PROMPT 1:
Answer these questions from the passage on The Manchurian Candidate:
(a) On what date was the film released in the United States?
(b) For how many Academy Awards was it nominated?
(c) In what year was it selected for the National Film Registry?

SOURCE DOCUMENT:
Begin

The Manchurian Candidate concerns the brainwashing of the son of a prominent right-wing political family, who has become an unwitting assassin in an international communist conspiracy. The film was released in the United States on October 24, 1962, at the height of the Cuban Missile Crisis. It was well-received and was nominated for two Academy Awards.
The Manchurian Candidate was selected in 1994 for preservation in the United States National Film Registry by the Library of Congress as being "culturally, historically, or aesthetically significant".

End

Layout coordinate data:

Begin

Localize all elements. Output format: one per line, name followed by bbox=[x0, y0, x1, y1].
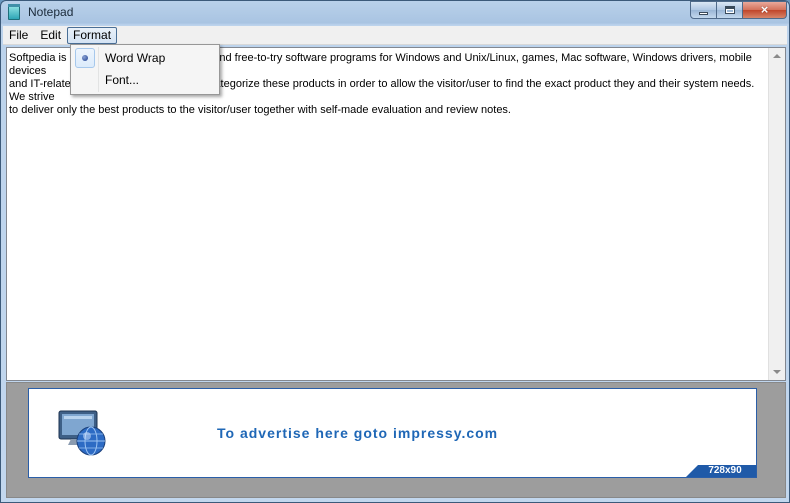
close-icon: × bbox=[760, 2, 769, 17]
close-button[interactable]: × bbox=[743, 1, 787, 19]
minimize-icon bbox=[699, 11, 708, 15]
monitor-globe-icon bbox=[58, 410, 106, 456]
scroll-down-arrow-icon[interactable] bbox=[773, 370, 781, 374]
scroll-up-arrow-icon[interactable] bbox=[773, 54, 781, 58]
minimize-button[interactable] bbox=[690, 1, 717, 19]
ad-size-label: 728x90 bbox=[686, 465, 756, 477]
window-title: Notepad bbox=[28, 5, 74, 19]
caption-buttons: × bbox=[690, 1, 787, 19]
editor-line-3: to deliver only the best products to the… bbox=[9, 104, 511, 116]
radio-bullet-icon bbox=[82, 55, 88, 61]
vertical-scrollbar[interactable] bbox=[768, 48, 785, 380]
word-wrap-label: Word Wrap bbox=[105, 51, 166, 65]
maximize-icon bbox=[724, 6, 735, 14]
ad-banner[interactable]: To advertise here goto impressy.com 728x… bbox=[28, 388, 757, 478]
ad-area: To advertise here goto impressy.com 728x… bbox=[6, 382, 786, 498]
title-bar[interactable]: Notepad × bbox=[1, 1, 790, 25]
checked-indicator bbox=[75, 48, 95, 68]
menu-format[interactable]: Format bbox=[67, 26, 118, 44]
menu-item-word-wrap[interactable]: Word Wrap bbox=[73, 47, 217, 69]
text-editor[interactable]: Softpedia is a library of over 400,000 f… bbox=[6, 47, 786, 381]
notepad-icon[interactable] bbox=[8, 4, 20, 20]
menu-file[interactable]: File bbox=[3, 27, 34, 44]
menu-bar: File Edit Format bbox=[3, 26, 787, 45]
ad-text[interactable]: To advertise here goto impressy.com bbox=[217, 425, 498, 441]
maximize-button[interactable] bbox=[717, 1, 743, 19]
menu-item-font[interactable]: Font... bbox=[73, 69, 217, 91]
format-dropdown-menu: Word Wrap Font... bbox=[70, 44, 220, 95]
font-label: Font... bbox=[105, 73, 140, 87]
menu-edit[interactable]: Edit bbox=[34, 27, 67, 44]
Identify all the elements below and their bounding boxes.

End

PROMPT 2: Arrange the lines of the layout coordinate data as a JSON list of strings, one string per line and blank lines omitted, running from the line containing "close-icon: × bbox=[760, 2, 769, 17]" through the end of the records, both ends included.

TASK ANSWER 1:
(a) October 24, 1962
(b) Two
(c) 1994

TASK ANSWER 2:
[
  "close-icon: × bbox=[760, 2, 769, 17]",
  "close-button[interactable]: × bbox=[743, 1, 787, 19]",
  "minimize-icon bbox=[699, 11, 708, 15]",
  "monitor-globe-icon bbox=[58, 410, 106, 456]",
  "scroll-down-arrow-icon[interactable] bbox=[773, 370, 781, 374]",
  "scroll-up-arrow-icon[interactable] bbox=[773, 54, 781, 58]",
  "minimize-button[interactable] bbox=[690, 1, 717, 19]",
  "ad-size-label: 728x90 bbox=[686, 465, 756, 477]",
  "window-title: Notepad bbox=[28, 5, 74, 19]",
  "caption-buttons: × bbox=[690, 1, 787, 19]",
  "editor-line-3: to deliver only the best products to the… bbox=[9, 104, 511, 116]",
  "radio-bullet-icon bbox=[82, 55, 88, 61]",
  "vertical-scrollbar[interactable] bbox=[768, 48, 785, 380]",
  "word-wrap-label: Word Wrap bbox=[105, 51, 166, 65]",
  "maximize-icon bbox=[724, 6, 735, 14]",
  "ad-banner[interactable]: To advertise here goto impressy.com 728x… bbox=[28, 388, 757, 478]",
  "ad-area: To advertise here goto impressy.com 728x… bbox=[6, 382, 786, 498]",
  "title-bar[interactable]: Notepad × bbox=[1, 1, 790, 25]",
  "checked-indicator bbox=[75, 48, 95, 68]",
  "menu-format[interactable]: Format bbox=[67, 26, 118, 44]",
  "menu-item-word-wrap[interactable]: Word Wrap bbox=[73, 47, 217, 69]",
  "text-editor[interactable]: Softpedia is a library of over 400,000 f… bbox=[6, 47, 786, 381]",
  "notepad-icon[interactable] bbox=[8, 4, 20, 20]",
  "menu-file[interactable]: File bbox=[3, 27, 34, 44]",
  "menu-bar: File Edit Format bbox=[3, 26, 787, 45]",
  "ad-text[interactable]: To advertise here goto impressy.com bbox=[217, 425, 498, 441]",
  "maximize-button[interactable] bbox=[717, 1, 743, 19]",
  "menu-item-font[interactable]: Font... bbox=[73, 69, 217, 91]",
  "format-dropdown-menu: Word Wrap Font... bbox=[70, 44, 220, 95]",
  "font-label: Font... bbox=[105, 73, 140, 87]",
  "menu-edit[interactable]: Edit bbox=[34, 27, 67, 44]",
  "Identify all the elements below and their bounding boxes."
]